-- START Records supplied --
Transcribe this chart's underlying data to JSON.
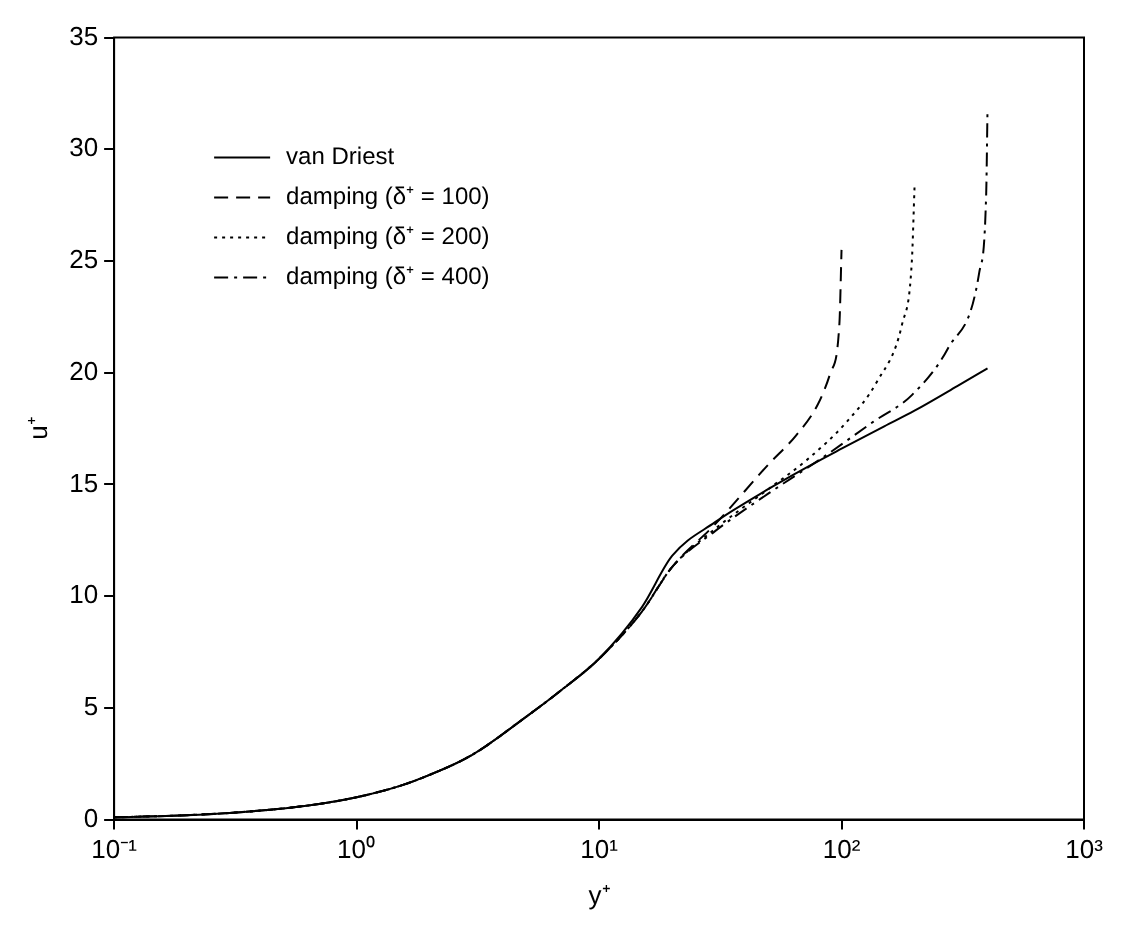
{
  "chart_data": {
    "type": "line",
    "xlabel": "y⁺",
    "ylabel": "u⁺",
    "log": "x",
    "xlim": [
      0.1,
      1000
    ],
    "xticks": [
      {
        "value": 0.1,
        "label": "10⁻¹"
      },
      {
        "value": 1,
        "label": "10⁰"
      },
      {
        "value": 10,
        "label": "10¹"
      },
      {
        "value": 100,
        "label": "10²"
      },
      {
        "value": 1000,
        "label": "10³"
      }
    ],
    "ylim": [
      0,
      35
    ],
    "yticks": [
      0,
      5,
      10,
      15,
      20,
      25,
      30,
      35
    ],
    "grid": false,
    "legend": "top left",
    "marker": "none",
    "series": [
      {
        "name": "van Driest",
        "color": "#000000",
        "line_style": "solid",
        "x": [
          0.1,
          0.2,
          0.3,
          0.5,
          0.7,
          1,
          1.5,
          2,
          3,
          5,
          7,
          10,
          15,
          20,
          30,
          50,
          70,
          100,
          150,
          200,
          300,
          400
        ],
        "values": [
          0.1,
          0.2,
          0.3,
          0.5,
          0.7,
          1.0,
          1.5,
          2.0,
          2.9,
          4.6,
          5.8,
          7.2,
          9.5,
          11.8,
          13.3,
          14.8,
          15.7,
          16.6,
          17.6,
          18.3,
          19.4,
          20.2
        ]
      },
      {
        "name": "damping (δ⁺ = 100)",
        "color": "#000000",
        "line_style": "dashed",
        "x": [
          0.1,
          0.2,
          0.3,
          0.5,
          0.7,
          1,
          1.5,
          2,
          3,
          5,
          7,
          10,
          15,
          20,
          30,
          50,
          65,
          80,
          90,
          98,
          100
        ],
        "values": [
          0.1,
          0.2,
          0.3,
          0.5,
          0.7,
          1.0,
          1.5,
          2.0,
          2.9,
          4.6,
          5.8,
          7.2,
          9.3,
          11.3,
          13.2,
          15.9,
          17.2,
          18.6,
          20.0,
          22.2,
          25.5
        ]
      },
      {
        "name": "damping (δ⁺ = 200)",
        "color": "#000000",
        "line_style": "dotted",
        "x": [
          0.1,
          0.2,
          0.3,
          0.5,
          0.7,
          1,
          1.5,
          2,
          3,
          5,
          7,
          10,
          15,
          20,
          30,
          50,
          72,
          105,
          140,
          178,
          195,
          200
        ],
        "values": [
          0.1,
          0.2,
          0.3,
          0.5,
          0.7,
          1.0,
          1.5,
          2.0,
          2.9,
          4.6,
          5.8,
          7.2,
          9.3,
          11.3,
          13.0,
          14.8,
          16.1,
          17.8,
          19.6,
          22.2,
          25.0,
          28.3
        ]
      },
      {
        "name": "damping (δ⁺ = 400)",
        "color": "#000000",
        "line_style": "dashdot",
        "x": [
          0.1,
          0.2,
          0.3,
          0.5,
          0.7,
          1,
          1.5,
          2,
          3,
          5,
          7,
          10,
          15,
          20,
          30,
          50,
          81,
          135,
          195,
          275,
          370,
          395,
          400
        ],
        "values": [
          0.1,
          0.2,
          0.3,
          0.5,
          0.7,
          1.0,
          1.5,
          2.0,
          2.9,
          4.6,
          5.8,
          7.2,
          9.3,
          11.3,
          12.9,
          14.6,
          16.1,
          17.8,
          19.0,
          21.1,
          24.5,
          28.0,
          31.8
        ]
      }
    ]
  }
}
-- END Records supplied --
*What the task requires*: Your task is to set down the records shown above exactly, minus any pictures.

*Result for this task*:
Transcribe this chart's underlying data to JSON.
{
  "chart_data": {
    "type": "line",
    "xlabel": "y⁺",
    "ylabel": "u⁺",
    "log": "x",
    "xlim": [
      0.1,
      1000
    ],
    "xticks": [
      {
        "value": 0.1,
        "label": "10⁻¹"
      },
      {
        "value": 1,
        "label": "10⁰"
      },
      {
        "value": 10,
        "label": "10¹"
      },
      {
        "value": 100,
        "label": "10²"
      },
      {
        "value": 1000,
        "label": "10³"
      }
    ],
    "ylim": [
      0,
      35
    ],
    "yticks": [
      0,
      5,
      10,
      15,
      20,
      25,
      30,
      35
    ],
    "grid": false,
    "legend": "top left",
    "marker": "none",
    "series": [
      {
        "name": "van Driest",
        "color": "#000000",
        "line_style": "solid",
        "x": [
          0.1,
          0.2,
          0.3,
          0.5,
          0.7,
          1,
          1.5,
          2,
          3,
          5,
          7,
          10,
          15,
          20,
          30,
          50,
          70,
          100,
          150,
          200,
          300,
          400
        ],
        "values": [
          0.1,
          0.2,
          0.3,
          0.5,
          0.7,
          1.0,
          1.5,
          2.0,
          2.9,
          4.6,
          5.8,
          7.2,
          9.5,
          11.8,
          13.3,
          14.8,
          15.7,
          16.6,
          17.6,
          18.3,
          19.4,
          20.2
        ]
      },
      {
        "name": "damping (δ⁺ = 100)",
        "color": "#000000",
        "line_style": "dashed",
        "x": [
          0.1,
          0.2,
          0.3,
          0.5,
          0.7,
          1,
          1.5,
          2,
          3,
          5,
          7,
          10,
          15,
          20,
          30,
          50,
          65,
          80,
          90,
          98,
          100
        ],
        "values": [
          0.1,
          0.2,
          0.3,
          0.5,
          0.7,
          1.0,
          1.5,
          2.0,
          2.9,
          4.6,
          5.8,
          7.2,
          9.3,
          11.3,
          13.2,
          15.9,
          17.2,
          18.6,
          20.0,
          22.2,
          25.5
        ]
      },
      {
        "name": "damping (δ⁺ = 200)",
        "color": "#000000",
        "line_style": "dotted",
        "x": [
          0.1,
          0.2,
          0.3,
          0.5,
          0.7,
          1,
          1.5,
          2,
          3,
          5,
          7,
          10,
          15,
          20,
          30,
          50,
          72,
          105,
          140,
          178,
          195,
          200
        ],
        "values": [
          0.1,
          0.2,
          0.3,
          0.5,
          0.7,
          1.0,
          1.5,
          2.0,
          2.9,
          4.6,
          5.8,
          7.2,
          9.3,
          11.3,
          13.0,
          14.8,
          16.1,
          17.8,
          19.6,
          22.2,
          25.0,
          28.3
        ]
      },
      {
        "name": "damping (δ⁺ = 400)",
        "color": "#000000",
        "line_style": "dashdot",
        "x": [
          0.1,
          0.2,
          0.3,
          0.5,
          0.7,
          1,
          1.5,
          2,
          3,
          5,
          7,
          10,
          15,
          20,
          30,
          50,
          81,
          135,
          195,
          275,
          370,
          395,
          400
        ],
        "values": [
          0.1,
          0.2,
          0.3,
          0.5,
          0.7,
          1.0,
          1.5,
          2.0,
          2.9,
          4.6,
          5.8,
          7.2,
          9.3,
          11.3,
          12.9,
          14.6,
          16.1,
          17.8,
          19.0,
          21.1,
          24.5,
          28.0,
          31.8
        ]
      }
    ]
  }
}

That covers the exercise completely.